→ **Request**:
Would you copy only the lines below, beginning with the one that contains "Extract the structured" and running through the last entry line?

═════ Information supplied ═════

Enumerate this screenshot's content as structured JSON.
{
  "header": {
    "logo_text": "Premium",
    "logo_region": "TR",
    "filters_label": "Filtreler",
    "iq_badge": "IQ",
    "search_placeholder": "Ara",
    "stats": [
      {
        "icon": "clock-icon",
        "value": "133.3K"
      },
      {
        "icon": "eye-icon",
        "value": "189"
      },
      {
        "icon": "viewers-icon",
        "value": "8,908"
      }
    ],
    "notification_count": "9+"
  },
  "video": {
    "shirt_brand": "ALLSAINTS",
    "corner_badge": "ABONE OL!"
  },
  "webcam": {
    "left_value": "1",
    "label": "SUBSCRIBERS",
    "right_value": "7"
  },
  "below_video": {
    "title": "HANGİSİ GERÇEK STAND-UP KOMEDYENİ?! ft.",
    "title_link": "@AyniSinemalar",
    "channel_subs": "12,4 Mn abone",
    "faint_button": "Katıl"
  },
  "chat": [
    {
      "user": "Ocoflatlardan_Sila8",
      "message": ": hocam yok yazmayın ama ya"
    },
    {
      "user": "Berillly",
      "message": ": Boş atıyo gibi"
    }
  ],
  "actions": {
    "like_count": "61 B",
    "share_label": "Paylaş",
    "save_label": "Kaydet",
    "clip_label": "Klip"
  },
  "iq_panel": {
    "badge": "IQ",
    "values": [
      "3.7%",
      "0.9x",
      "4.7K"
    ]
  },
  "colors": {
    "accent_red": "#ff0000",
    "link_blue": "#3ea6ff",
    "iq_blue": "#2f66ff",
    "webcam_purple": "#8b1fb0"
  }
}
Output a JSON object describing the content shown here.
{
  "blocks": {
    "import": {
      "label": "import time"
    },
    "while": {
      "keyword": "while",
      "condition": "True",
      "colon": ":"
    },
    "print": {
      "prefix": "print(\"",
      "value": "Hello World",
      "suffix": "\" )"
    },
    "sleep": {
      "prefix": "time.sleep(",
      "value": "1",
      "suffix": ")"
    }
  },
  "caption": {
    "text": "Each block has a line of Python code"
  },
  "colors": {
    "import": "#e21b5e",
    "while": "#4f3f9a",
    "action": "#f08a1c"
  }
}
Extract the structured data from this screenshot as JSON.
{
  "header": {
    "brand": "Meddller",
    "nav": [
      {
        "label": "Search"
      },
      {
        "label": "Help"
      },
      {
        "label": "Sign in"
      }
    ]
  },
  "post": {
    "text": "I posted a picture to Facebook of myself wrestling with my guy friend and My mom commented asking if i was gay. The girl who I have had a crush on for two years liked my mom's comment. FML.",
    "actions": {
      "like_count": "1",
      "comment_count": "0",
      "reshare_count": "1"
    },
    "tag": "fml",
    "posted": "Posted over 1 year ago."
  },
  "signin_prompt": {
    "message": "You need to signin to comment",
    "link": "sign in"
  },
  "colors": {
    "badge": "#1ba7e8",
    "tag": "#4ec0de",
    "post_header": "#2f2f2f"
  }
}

═════

→ **Answer to this problem**:
Extract the structured data from this screenshot as JSON.
{
  "header": {
    "brand": "Meddller",
    "nav": [
      {
        "label": "Search"
      },
      {
        "label": "Help"
      },
      {
        "label": "Sign in"
      }
    ]
  },
  "post": {
    "text": "I posted a picture to Facebook of myself wrestling with my guy friend and My mom commented asking if i was gay. The girl who I have had a crush on for two years liked my mom's comment. FML.",
    "actions": {
      "like_count": "1",
      "comment_count": "0",
      "reshare_count": "1"
    },
    "tag": "fml",
    "posted": "Posted over 1 year ago."
  },
  "signin_prompt": {
    "message": "You need to signin to comment",
    "link": "sign in"
  },
  "colors": {
    "badge": "#1ba7e8",
    "tag": "#4ec0de",
    "post_header": "#2f2f2f"
  }
}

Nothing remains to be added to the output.